##### Entries supplied #####

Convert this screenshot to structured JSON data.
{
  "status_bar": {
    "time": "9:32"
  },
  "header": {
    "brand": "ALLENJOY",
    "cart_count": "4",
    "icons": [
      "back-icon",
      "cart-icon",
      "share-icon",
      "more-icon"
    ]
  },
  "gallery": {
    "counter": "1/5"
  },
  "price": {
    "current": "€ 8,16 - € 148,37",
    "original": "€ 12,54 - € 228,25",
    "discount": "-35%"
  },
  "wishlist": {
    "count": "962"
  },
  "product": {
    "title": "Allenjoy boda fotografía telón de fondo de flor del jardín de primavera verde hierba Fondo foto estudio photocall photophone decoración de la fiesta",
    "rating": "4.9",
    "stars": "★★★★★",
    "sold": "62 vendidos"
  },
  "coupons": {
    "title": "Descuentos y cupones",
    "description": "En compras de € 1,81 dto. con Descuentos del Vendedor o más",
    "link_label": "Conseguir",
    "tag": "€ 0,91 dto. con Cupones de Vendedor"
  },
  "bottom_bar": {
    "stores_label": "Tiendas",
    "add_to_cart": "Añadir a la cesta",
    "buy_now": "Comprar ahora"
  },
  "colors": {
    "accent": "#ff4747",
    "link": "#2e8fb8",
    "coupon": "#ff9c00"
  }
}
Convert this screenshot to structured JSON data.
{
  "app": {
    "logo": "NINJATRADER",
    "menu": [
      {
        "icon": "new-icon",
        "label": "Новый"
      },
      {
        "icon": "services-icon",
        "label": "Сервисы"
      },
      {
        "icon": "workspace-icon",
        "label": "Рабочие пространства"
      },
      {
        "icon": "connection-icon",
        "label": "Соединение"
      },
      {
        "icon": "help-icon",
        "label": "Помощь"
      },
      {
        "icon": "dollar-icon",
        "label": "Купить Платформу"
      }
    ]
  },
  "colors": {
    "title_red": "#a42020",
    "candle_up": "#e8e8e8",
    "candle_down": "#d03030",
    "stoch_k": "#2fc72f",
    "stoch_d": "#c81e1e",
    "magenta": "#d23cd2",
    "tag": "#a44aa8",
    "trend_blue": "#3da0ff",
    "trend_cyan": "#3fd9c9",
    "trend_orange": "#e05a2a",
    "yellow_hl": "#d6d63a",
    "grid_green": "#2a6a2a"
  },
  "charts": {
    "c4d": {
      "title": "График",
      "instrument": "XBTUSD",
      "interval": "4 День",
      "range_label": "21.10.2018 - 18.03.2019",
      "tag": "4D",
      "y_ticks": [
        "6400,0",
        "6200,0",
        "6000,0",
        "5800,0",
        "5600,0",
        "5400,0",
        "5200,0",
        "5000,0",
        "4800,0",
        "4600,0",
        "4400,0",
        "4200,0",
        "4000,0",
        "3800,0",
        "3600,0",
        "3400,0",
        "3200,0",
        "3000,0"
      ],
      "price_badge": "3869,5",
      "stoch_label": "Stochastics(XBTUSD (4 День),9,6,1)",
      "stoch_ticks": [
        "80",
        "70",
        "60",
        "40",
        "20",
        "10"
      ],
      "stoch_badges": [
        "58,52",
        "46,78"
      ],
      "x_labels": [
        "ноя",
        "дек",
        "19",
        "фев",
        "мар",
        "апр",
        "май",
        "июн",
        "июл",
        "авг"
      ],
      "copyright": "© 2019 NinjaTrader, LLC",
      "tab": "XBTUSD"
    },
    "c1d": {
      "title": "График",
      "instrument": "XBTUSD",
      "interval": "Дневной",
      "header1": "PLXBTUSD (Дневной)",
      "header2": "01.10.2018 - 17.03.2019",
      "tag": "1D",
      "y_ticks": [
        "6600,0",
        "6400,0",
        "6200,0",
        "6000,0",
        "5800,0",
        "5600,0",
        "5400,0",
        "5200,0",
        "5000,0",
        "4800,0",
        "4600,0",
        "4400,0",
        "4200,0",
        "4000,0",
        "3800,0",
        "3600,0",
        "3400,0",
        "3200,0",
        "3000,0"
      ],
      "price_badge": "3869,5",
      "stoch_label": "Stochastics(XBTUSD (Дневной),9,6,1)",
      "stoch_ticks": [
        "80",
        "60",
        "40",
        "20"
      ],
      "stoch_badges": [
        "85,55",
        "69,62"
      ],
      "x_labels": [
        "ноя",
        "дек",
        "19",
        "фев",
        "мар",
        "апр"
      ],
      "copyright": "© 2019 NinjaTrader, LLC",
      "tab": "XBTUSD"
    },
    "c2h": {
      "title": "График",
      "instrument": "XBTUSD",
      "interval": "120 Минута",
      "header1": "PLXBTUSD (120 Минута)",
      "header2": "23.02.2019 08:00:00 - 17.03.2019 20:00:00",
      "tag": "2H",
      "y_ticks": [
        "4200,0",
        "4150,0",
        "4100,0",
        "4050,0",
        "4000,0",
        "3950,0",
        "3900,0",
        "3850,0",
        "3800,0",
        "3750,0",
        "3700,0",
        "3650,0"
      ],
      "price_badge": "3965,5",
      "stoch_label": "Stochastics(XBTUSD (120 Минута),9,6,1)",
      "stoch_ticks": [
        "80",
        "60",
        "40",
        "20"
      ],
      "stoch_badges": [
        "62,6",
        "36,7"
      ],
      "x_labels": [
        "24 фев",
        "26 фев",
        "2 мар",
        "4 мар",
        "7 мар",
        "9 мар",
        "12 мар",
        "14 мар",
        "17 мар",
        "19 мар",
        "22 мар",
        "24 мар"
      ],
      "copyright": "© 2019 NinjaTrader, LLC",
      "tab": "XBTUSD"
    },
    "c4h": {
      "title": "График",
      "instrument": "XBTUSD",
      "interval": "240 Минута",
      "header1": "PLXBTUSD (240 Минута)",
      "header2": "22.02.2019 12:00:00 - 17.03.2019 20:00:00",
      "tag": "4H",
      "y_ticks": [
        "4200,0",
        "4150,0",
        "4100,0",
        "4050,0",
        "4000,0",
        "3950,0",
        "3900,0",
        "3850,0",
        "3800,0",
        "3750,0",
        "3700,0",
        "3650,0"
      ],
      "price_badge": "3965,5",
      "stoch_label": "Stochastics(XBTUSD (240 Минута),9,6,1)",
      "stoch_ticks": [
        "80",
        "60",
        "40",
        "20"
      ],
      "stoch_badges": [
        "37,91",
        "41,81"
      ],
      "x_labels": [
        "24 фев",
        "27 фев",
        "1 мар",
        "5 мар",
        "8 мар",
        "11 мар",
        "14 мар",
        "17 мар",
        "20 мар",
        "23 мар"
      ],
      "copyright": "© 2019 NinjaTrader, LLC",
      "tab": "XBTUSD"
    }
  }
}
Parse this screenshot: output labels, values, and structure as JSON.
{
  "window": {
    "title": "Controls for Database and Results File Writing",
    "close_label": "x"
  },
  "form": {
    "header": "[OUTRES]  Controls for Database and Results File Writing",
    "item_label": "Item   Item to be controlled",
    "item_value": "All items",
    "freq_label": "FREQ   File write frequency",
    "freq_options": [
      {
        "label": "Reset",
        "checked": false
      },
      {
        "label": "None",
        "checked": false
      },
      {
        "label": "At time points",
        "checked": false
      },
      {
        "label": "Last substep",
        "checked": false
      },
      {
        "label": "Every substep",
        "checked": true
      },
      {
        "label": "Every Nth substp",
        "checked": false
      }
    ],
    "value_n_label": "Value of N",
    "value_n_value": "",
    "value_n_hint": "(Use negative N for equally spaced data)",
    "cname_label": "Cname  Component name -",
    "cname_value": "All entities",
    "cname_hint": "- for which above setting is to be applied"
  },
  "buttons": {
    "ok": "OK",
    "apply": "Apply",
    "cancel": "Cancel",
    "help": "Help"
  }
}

#####

Required task.
Find the word "Writing" in the data and copy out each line where it turns up.

Response to this exercise.
    "title": "Controls for Database and Results File Writing",
    "header": "[OUTRES]  Controls for Database and Results File Writing",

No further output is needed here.